*What to do*.
Every line of the listing must be reproduced as it stands. Leave the images behind.

________________

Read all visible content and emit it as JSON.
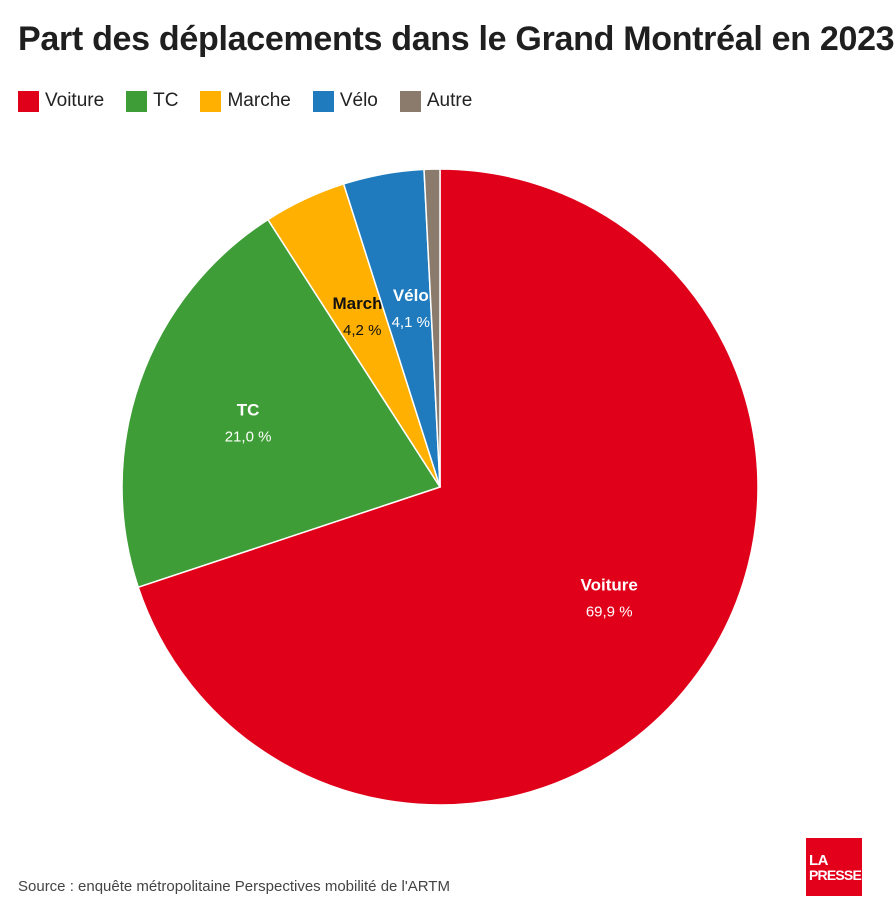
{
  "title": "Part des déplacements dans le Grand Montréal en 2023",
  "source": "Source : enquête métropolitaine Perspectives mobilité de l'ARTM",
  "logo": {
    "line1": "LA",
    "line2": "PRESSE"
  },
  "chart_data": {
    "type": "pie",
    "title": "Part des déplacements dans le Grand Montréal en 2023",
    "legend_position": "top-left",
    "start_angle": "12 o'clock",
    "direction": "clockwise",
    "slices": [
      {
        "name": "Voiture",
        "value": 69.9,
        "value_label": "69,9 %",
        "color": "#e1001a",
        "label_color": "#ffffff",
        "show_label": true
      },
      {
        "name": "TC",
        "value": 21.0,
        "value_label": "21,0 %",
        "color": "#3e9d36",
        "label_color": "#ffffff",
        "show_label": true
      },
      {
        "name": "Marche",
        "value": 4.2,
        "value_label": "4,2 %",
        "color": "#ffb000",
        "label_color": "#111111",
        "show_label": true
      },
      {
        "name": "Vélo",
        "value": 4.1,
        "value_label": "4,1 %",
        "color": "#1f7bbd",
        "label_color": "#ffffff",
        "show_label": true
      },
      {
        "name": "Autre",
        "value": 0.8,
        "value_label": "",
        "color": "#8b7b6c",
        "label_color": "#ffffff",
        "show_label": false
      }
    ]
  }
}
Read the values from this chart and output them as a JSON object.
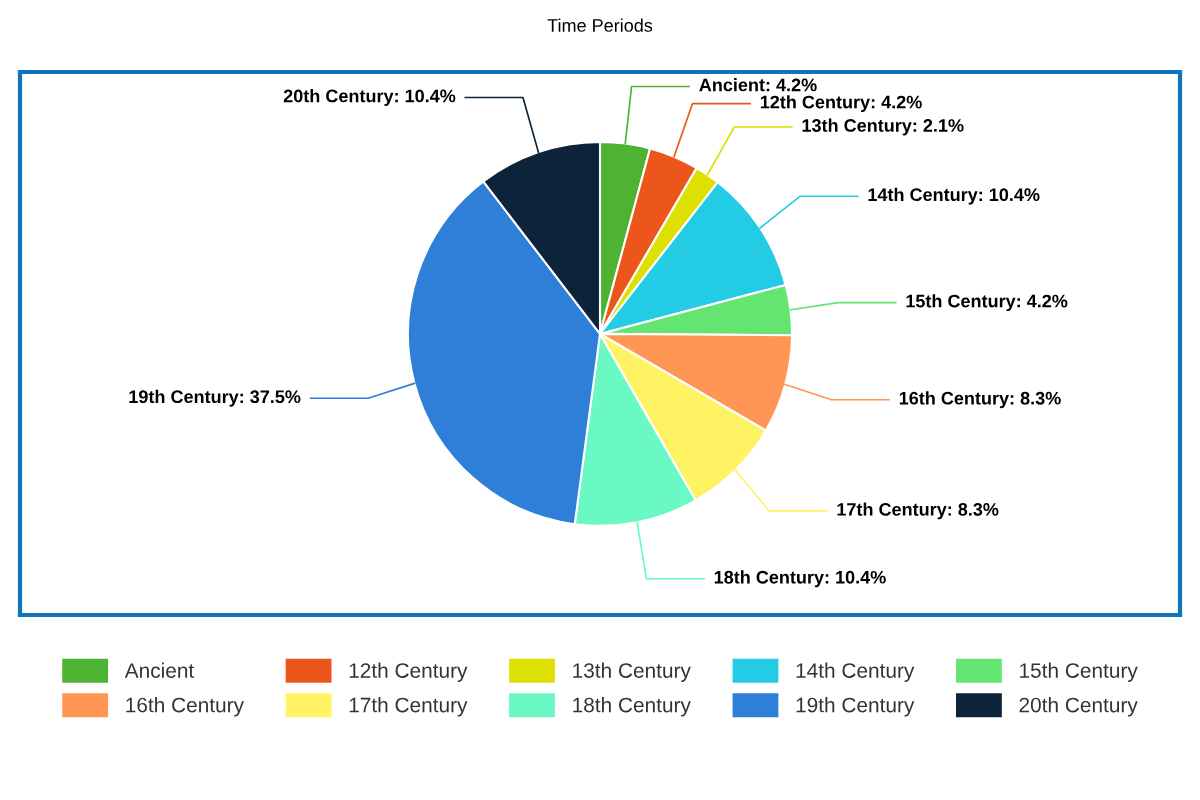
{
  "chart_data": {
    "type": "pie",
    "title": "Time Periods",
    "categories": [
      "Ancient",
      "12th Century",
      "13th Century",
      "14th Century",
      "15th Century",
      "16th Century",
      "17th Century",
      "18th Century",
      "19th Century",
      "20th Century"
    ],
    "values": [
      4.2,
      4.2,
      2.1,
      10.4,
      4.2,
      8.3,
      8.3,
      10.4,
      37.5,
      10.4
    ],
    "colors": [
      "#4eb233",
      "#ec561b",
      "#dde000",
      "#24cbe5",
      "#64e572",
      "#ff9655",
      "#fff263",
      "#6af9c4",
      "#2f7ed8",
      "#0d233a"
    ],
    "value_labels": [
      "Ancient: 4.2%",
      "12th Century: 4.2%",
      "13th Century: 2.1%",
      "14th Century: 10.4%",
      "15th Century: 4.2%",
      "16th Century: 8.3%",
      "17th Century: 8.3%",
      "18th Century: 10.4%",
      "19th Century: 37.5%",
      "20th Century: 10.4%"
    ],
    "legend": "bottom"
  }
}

________________

*Output for this task*.
Read all visible content and emit it as JSON.
{
  "title": "Part des déplacements dans le Grand Montréal en 2023",
  "source": "Source : enquête métropolitaine Perspectives mobilité de l'ARTM",
  "logo": {
    "line1": "LA",
    "line2": "PRESSE"
  },
  "chart_data": {
    "type": "pie",
    "title": "Part des déplacements dans le Grand Montréal en 2023",
    "legend_position": "top-left",
    "start_angle": "12 o'clock",
    "direction": "clockwise",
    "slices": [
      {
        "name": "Voiture",
        "value": 69.9,
        "value_label": "69,9 %",
        "color": "#e1001a",
        "label_color": "#ffffff",
        "show_label": true
      },
      {
        "name": "TC",
        "value": 21.0,
        "value_label": "21,0 %",
        "color": "#3e9d36",
        "label_color": "#ffffff",
        "show_label": true
      },
      {
        "name": "Marche",
        "value": 4.2,
        "value_label": "4,2 %",
        "color": "#ffb000",
        "label_color": "#111111",
        "show_label": true
      },
      {
        "name": "Vélo",
        "value": 4.1,
        "value_label": "4,1 %",
        "color": "#1f7bbd",
        "label_color": "#ffffff",
        "show_label": true
      },
      {
        "name": "Autre",
        "value": 0.8,
        "value_label": "",
        "color": "#8b7b6c",
        "label_color": "#ffffff",
        "show_label": false
      }
    ]
  }
}
Read the values from this chart and output them as a JSON object.
{
  "chart_data": {
    "type": "pie",
    "title": "Time Periods",
    "categories": [
      "Ancient",
      "12th Century",
      "13th Century",
      "14th Century",
      "15th Century",
      "16th Century",
      "17th Century",
      "18th Century",
      "19th Century",
      "20th Century"
    ],
    "values": [
      4.2,
      4.2,
      2.1,
      10.4,
      4.2,
      8.3,
      8.3,
      10.4,
      37.5,
      10.4
    ],
    "colors": [
      "#4eb233",
      "#ec561b",
      "#dde000",
      "#24cbe5",
      "#64e572",
      "#ff9655",
      "#fff263",
      "#6af9c4",
      "#2f7ed8",
      "#0d233a"
    ],
    "value_labels": [
      "Ancient: 4.2%",
      "12th Century: 4.2%",
      "13th Century: 2.1%",
      "14th Century: 10.4%",
      "15th Century: 4.2%",
      "16th Century: 8.3%",
      "17th Century: 8.3%",
      "18th Century: 10.4%",
      "19th Century: 37.5%",
      "20th Century: 10.4%"
    ],
    "legend": "bottom"
  }
}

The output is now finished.